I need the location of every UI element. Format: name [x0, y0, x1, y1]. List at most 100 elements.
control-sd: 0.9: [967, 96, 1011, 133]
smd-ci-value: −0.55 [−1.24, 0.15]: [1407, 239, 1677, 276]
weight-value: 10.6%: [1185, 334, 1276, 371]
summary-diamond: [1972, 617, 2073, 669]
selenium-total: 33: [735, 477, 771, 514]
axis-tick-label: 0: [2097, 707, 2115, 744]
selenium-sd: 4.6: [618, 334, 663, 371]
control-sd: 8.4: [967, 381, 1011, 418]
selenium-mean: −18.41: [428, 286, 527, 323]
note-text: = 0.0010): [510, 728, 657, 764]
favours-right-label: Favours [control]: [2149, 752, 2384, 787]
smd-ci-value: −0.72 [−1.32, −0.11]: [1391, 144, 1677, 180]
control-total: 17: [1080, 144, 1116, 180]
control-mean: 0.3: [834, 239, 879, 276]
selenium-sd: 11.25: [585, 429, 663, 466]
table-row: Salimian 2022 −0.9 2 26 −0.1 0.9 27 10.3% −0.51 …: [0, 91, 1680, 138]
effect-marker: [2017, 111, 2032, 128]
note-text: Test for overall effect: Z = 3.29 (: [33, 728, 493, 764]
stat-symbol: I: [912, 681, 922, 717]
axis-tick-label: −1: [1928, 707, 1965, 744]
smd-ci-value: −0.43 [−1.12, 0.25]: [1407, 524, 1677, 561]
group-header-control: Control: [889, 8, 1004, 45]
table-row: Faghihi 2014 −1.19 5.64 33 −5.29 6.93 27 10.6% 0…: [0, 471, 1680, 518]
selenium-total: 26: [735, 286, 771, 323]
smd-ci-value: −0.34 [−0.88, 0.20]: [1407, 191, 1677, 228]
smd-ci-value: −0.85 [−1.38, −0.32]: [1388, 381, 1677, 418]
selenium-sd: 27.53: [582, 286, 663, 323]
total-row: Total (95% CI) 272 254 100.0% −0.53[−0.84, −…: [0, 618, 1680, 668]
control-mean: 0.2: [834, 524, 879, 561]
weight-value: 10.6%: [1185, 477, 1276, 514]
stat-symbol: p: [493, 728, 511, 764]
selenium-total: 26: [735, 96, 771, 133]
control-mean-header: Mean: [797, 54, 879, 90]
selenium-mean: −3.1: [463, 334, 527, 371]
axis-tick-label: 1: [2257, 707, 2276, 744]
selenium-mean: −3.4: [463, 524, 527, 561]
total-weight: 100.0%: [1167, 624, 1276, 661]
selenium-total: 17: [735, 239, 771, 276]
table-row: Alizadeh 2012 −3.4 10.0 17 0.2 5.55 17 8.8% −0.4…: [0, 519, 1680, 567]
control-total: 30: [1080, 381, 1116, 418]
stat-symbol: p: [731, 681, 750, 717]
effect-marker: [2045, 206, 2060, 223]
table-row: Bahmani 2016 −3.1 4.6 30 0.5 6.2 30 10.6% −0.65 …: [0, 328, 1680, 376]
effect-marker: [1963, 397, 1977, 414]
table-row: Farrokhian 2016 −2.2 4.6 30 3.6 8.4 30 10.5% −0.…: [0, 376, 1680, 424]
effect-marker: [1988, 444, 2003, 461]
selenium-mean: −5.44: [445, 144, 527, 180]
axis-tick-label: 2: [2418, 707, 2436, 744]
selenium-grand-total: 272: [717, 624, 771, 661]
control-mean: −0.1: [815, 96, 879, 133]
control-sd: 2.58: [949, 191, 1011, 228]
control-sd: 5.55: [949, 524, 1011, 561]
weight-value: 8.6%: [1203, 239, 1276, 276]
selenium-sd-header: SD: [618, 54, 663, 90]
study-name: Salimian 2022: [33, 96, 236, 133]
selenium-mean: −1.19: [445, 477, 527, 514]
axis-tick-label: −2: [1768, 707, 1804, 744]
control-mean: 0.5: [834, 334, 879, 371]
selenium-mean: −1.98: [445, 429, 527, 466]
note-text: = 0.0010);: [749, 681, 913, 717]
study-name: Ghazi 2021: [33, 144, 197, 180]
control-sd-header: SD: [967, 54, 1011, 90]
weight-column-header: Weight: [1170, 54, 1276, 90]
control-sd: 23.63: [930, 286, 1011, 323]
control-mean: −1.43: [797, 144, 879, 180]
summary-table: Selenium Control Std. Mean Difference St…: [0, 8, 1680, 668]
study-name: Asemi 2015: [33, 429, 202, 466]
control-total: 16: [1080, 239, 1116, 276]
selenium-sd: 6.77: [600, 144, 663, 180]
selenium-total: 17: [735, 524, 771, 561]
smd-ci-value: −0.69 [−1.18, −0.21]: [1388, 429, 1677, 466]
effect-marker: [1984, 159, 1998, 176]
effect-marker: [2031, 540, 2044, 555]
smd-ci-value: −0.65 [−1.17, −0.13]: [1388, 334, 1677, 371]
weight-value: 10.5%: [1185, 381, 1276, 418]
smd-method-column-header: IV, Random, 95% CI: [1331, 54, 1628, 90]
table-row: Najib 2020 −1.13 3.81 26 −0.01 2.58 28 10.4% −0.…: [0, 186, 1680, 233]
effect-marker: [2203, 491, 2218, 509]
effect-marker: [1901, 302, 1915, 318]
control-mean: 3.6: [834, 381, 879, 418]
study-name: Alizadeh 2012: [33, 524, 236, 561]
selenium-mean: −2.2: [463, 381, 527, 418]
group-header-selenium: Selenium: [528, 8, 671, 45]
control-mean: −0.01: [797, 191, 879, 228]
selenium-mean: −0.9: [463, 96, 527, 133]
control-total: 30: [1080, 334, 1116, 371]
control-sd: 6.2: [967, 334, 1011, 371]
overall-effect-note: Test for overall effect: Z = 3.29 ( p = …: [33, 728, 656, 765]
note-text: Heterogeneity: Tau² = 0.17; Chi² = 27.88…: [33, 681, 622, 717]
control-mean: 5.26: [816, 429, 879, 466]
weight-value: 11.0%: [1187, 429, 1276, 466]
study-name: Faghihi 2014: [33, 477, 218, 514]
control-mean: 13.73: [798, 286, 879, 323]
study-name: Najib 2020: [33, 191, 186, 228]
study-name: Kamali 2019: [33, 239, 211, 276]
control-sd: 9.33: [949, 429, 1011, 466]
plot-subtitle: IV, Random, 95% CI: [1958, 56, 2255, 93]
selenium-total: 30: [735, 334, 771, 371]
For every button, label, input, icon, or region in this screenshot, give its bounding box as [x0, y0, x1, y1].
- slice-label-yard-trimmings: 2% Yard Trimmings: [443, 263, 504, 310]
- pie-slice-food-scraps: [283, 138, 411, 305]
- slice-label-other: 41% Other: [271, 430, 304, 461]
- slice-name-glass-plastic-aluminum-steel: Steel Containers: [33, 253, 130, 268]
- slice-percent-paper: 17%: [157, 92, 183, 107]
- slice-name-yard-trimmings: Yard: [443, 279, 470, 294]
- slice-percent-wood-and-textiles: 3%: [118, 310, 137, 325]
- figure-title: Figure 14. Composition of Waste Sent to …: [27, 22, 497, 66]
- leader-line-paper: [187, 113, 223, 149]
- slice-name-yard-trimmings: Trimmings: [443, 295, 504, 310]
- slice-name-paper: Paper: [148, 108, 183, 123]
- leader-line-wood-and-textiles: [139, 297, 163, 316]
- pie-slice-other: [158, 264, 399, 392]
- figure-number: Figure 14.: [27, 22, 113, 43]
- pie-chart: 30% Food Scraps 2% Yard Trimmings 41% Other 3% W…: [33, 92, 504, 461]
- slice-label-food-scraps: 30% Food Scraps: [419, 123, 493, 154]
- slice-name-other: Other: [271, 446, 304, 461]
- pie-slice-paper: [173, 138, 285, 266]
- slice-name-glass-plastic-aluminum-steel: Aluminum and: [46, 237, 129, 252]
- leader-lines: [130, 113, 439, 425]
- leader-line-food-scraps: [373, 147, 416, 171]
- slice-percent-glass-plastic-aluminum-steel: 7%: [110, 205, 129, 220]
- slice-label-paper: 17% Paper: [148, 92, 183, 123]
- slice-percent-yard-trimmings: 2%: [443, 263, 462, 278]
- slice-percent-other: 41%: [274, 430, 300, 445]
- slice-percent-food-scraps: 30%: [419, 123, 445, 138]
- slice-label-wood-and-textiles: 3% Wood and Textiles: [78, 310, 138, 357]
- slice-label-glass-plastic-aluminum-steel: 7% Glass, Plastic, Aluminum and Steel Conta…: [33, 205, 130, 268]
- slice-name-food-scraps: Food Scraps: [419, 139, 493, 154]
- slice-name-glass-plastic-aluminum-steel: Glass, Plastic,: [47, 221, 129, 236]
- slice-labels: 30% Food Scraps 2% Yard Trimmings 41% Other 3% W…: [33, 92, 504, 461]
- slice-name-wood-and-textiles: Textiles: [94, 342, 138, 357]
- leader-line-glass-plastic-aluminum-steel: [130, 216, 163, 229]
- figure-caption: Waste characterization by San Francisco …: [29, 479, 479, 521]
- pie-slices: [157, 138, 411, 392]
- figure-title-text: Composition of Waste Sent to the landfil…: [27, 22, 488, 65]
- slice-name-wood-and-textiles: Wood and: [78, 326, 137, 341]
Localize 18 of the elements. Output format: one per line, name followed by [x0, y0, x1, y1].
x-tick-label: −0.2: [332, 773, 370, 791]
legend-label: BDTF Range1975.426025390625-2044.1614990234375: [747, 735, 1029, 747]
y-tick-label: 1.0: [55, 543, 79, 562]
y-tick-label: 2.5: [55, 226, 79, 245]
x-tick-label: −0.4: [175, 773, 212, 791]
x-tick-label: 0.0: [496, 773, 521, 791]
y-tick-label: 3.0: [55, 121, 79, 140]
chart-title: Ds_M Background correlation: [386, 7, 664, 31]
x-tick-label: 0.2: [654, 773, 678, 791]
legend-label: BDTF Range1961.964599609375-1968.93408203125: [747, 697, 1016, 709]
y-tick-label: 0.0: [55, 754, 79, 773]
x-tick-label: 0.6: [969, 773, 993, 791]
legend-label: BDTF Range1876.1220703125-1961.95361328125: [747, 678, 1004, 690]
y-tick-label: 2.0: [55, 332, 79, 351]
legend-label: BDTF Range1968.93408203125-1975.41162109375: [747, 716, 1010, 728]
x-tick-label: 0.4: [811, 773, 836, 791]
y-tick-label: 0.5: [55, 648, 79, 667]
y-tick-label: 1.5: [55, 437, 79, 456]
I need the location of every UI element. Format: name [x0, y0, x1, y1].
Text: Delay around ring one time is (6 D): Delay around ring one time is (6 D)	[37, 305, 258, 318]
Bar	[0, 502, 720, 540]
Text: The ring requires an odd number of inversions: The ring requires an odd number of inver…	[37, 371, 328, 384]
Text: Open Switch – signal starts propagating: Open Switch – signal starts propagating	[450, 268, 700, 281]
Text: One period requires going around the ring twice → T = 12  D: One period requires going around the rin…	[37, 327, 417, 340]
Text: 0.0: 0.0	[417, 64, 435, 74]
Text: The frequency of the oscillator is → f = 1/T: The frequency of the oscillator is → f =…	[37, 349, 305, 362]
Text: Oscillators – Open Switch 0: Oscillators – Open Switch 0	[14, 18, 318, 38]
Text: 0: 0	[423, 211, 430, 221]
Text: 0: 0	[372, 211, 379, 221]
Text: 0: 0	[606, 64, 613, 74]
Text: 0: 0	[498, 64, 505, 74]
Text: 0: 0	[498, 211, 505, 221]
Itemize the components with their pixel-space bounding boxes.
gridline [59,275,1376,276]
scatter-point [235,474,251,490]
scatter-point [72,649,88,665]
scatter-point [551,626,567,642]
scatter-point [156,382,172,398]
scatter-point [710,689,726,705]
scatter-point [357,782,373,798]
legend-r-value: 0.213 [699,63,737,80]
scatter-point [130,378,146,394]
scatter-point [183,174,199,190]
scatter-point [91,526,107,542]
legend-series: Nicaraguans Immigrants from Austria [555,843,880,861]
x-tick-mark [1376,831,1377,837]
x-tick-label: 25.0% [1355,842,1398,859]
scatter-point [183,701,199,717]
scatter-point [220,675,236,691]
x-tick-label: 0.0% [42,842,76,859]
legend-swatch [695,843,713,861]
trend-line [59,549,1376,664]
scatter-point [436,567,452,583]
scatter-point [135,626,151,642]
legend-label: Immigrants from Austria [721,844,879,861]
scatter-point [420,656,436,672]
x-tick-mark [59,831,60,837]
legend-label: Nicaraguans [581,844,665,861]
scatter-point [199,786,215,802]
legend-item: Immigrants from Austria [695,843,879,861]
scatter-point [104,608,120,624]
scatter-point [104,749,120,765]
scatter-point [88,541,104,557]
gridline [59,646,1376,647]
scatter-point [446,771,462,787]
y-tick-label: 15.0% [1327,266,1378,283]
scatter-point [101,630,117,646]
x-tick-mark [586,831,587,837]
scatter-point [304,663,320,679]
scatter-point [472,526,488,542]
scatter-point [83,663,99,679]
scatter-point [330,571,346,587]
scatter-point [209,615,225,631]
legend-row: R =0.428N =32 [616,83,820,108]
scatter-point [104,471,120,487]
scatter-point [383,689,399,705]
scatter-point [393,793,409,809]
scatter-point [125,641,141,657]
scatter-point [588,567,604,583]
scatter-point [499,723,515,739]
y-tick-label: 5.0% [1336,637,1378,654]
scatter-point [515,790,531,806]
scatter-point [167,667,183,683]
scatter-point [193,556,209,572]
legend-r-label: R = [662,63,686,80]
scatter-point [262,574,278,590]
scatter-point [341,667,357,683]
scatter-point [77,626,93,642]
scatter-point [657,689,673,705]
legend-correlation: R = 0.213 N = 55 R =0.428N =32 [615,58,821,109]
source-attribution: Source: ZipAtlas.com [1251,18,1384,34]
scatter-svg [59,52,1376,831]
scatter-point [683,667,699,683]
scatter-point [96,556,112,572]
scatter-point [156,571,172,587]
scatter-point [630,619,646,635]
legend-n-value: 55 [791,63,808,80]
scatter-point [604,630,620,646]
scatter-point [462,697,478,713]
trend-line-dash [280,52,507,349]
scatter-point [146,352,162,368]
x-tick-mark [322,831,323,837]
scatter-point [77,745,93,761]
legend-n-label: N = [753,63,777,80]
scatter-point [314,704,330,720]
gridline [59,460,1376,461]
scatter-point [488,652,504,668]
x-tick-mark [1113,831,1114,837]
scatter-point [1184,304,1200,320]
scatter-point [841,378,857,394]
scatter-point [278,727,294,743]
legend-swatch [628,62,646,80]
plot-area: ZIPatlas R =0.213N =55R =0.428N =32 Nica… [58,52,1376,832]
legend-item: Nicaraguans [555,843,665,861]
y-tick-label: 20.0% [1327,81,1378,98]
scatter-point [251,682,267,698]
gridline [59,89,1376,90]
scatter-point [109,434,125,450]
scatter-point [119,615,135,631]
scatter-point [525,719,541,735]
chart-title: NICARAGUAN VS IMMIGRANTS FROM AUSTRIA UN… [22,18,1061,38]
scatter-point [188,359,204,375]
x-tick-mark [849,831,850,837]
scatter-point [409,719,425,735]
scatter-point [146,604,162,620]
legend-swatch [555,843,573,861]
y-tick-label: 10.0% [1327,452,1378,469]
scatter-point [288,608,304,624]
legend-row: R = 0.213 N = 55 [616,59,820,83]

-=-=-=-=-

● **EXERCISE TASK**:
Reproduce everything from the start of the records down to the line containing "summary-diamond: [1972, 617, 2073, 669]", with both of those lines included.

● **OUTPUT FOR THIS EXERCISE**:
I need the location of every UI element. Format: name [x0, y0, x1, y1]. List at most 100 elements.
control-sd: 0.9: [967, 96, 1011, 133]
smd-ci-value: −0.55 [−1.24, 0.15]: [1407, 239, 1677, 276]
weight-value: 10.6%: [1185, 334, 1276, 371]
summary-diamond: [1972, 617, 2073, 669]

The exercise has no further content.